Requirements:
Below are the records; reproduce all of them exactly but without any images.
— START —
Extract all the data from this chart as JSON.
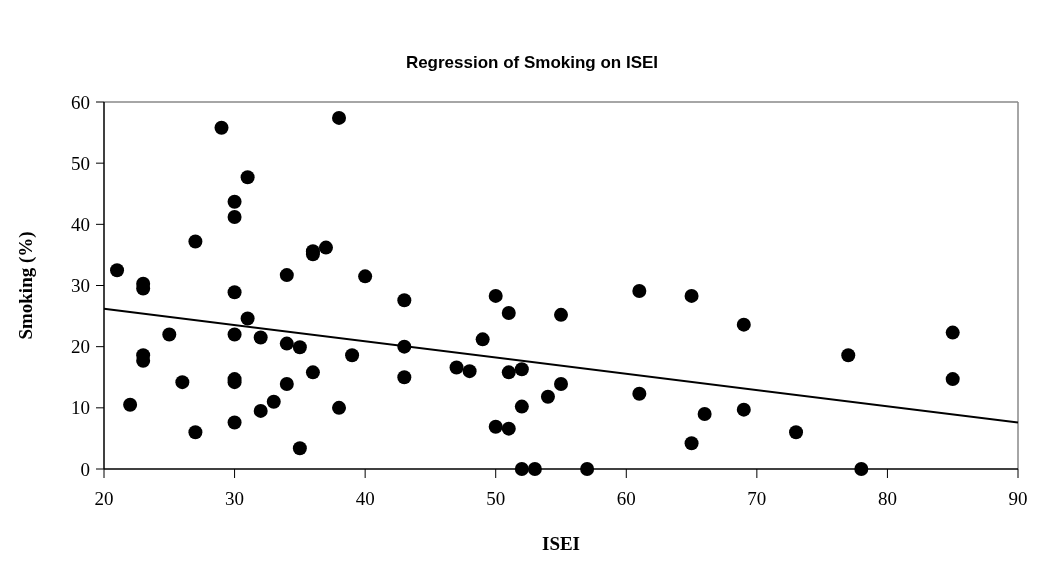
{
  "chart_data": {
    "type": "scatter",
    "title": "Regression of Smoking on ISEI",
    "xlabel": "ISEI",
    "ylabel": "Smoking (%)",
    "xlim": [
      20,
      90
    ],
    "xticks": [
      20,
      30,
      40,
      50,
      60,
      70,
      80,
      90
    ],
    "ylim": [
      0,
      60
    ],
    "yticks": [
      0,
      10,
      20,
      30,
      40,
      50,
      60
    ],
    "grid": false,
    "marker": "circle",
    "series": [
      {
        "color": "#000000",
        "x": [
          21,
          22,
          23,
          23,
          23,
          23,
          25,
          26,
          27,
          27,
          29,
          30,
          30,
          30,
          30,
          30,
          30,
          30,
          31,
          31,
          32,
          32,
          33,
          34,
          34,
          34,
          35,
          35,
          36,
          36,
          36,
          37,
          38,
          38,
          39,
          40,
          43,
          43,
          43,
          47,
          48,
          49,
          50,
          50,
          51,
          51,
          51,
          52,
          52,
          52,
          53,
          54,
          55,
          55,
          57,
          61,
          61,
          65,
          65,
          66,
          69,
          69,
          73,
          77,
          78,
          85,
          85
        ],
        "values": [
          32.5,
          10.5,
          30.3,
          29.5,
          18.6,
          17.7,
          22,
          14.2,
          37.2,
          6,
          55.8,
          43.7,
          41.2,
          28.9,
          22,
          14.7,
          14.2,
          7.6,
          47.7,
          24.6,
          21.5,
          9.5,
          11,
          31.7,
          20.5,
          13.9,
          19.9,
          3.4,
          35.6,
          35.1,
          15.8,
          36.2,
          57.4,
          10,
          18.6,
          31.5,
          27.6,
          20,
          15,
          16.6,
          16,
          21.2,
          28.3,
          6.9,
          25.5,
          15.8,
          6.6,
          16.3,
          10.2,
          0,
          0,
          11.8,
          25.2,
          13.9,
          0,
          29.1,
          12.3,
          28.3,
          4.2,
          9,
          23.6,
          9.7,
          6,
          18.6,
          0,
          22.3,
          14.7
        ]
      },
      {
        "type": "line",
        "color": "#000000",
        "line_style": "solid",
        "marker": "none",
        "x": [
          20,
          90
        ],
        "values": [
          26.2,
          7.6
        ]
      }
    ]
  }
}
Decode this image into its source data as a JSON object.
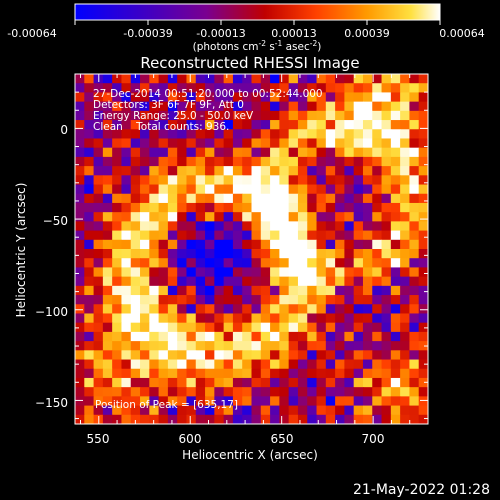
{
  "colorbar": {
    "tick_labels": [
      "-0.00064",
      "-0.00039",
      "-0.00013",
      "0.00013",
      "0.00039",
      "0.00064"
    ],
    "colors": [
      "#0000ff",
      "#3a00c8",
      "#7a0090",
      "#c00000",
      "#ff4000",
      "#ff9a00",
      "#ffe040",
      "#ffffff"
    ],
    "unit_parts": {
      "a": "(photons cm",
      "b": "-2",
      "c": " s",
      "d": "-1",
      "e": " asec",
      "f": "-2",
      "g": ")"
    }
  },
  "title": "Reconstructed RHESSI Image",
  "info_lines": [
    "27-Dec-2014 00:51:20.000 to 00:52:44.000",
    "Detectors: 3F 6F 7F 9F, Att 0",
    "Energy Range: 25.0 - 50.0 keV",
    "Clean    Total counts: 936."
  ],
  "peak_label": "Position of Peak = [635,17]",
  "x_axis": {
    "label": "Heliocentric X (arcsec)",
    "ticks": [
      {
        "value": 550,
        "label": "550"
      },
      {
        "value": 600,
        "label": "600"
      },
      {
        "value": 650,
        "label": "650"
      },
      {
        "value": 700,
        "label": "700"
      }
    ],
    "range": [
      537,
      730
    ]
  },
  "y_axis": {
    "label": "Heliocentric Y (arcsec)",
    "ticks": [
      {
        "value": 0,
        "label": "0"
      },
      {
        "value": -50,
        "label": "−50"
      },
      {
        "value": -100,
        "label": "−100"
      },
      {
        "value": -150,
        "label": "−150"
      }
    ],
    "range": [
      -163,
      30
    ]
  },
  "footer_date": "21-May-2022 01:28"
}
— END —
Task solution:
Extract all the data from this chart as JSON.
{
  "chart_data": {
    "type": "scatter",
    "title": "Regression of Smoking on ISEI",
    "xlabel": "ISEI",
    "ylabel": "Smoking (%)",
    "xlim": [
      20,
      90
    ],
    "xticks": [
      20,
      30,
      40,
      50,
      60,
      70,
      80,
      90
    ],
    "ylim": [
      0,
      60
    ],
    "yticks": [
      0,
      10,
      20,
      30,
      40,
      50,
      60
    ],
    "grid": false,
    "marker": "circle",
    "series": [
      {
        "color": "#000000",
        "x": [
          21,
          22,
          23,
          23,
          23,
          23,
          25,
          26,
          27,
          27,
          29,
          30,
          30,
          30,
          30,
          30,
          30,
          30,
          31,
          31,
          32,
          32,
          33,
          34,
          34,
          34,
          35,
          35,
          36,
          36,
          36,
          37,
          38,
          38,
          39,
          40,
          43,
          43,
          43,
          47,
          48,
          49,
          50,
          50,
          51,
          51,
          51,
          52,
          52,
          52,
          53,
          54,
          55,
          55,
          57,
          61,
          61,
          65,
          65,
          66,
          69,
          69,
          73,
          77,
          78,
          85,
          85
        ],
        "values": [
          32.5,
          10.5,
          30.3,
          29.5,
          18.6,
          17.7,
          22,
          14.2,
          37.2,
          6,
          55.8,
          43.7,
          41.2,
          28.9,
          22,
          14.7,
          14.2,
          7.6,
          47.7,
          24.6,
          21.5,
          9.5,
          11,
          31.7,
          20.5,
          13.9,
          19.9,
          3.4,
          35.6,
          35.1,
          15.8,
          36.2,
          57.4,
          10,
          18.6,
          31.5,
          27.6,
          20,
          15,
          16.6,
          16,
          21.2,
          28.3,
          6.9,
          25.5,
          15.8,
          6.6,
          16.3,
          10.2,
          0,
          0,
          11.8,
          25.2,
          13.9,
          0,
          29.1,
          12.3,
          28.3,
          4.2,
          9,
          23.6,
          9.7,
          6,
          18.6,
          0,
          22.3,
          14.7
        ]
      },
      {
        "type": "line",
        "color": "#000000",
        "line_style": "solid",
        "marker": "none",
        "x": [
          20,
          90
        ],
        "values": [
          26.2,
          7.6
        ]
      }
    ]
  }
}
Decode this image into its source data as a JSON object.
{
  "colorbar": {
    "tick_labels": [
      "-0.00064",
      "-0.00039",
      "-0.00013",
      "0.00013",
      "0.00039",
      "0.00064"
    ],
    "colors": [
      "#0000ff",
      "#3a00c8",
      "#7a0090",
      "#c00000",
      "#ff4000",
      "#ff9a00",
      "#ffe040",
      "#ffffff"
    ],
    "unit_parts": {
      "a": "(photons cm",
      "b": "-2",
      "c": " s",
      "d": "-1",
      "e": " asec",
      "f": "-2",
      "g": ")"
    }
  },
  "title": "Reconstructed RHESSI Image",
  "info_lines": [
    "27-Dec-2014 00:51:20.000 to 00:52:44.000",
    "Detectors: 3F 6F 7F 9F, Att 0",
    "Energy Range: 25.0 - 50.0 keV",
    "Clean    Total counts: 936."
  ],
  "peak_label": "Position of Peak = [635,17]",
  "x_axis": {
    "label": "Heliocentric X (arcsec)",
    "ticks": [
      {
        "value": 550,
        "label": "550"
      },
      {
        "value": 600,
        "label": "600"
      },
      {
        "value": 650,
        "label": "650"
      },
      {
        "value": 700,
        "label": "700"
      }
    ],
    "range": [
      537,
      730
    ]
  },
  "y_axis": {
    "label": "Heliocentric Y (arcsec)",
    "ticks": [
      {
        "value": 0,
        "label": "0"
      },
      {
        "value": -50,
        "label": "−50"
      },
      {
        "value": -100,
        "label": "−100"
      },
      {
        "value": -150,
        "label": "−150"
      }
    ],
    "range": [
      -163,
      30
    ]
  },
  "footer_date": "21-May-2022 01:28"
}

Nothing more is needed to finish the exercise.